What to do
Leave out the images; return the rest of the data exactly.

-*-*-

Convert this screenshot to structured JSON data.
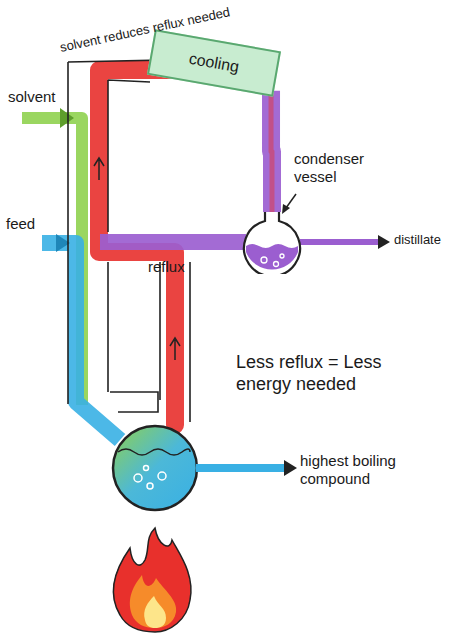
{
  "diagram": {
    "nodes": [
      {
        "text": [
          "cooling"
        ]
      },
      {
        "text": [
          "condenser vessel"
        ]
      }
    ],
    "edges": [
      {
        "from": 0,
        "to": 1,
        "arrow": "none"
      }
    ],
    "labels": [
      "solvent reduces reflux needed",
      "solvent",
      "feed",
      "reflux",
      "distillate",
      "Less reflux = Less energy needed",
      "highest boiling compound"
    ]
  }
}
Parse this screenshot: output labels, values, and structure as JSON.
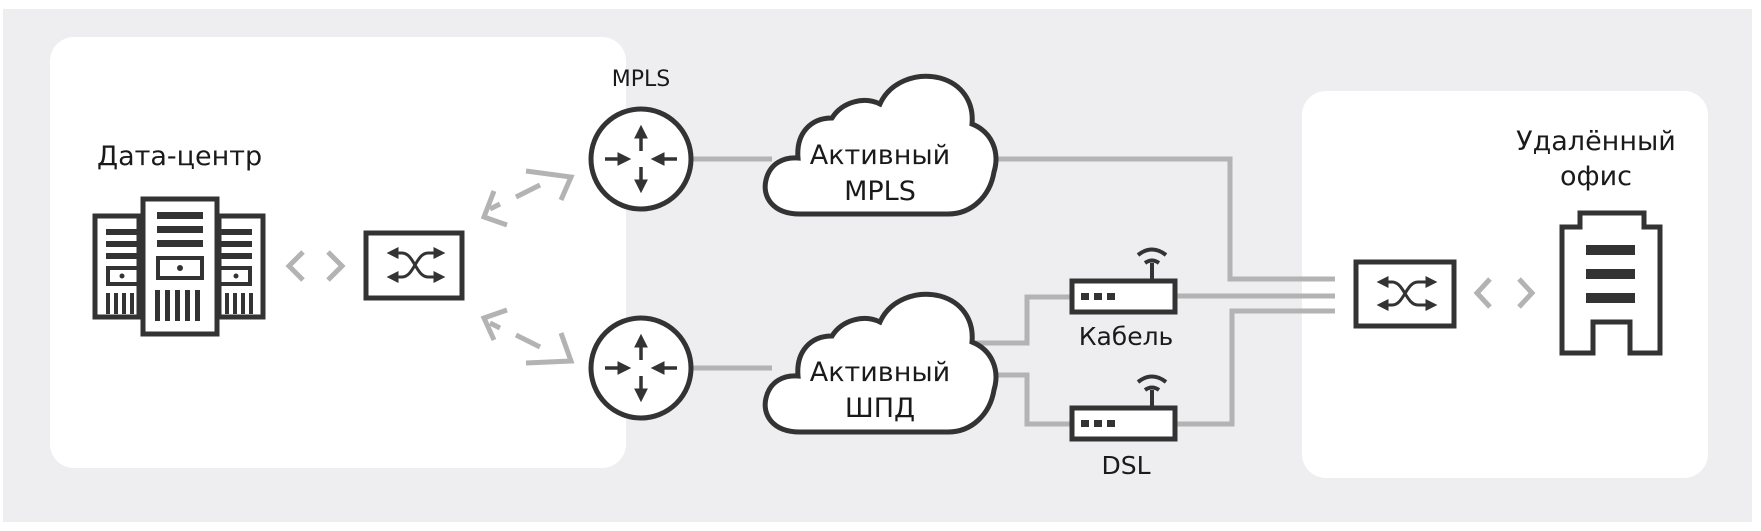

-*-*-

Solution below
Convert this screenshot to structured JSON data.
{
  "diagram": {
    "nodes": [
      {
        "text": [
          "cooling"
        ]
      },
      {
        "text": [
          "condenser vessel"
        ]
      }
    ],
    "edges": [
      {
        "from": 0,
        "to": 1,
        "arrow": "none"
      }
    ],
    "labels": [
      "solvent reduces reflux needed",
      "solvent",
      "feed",
      "reflux",
      "distillate",
      "Less reflux = Less energy needed",
      "highest boiling compound"
    ]
  }
}
Parse this screenshot: output labels, values, and structure as JSON.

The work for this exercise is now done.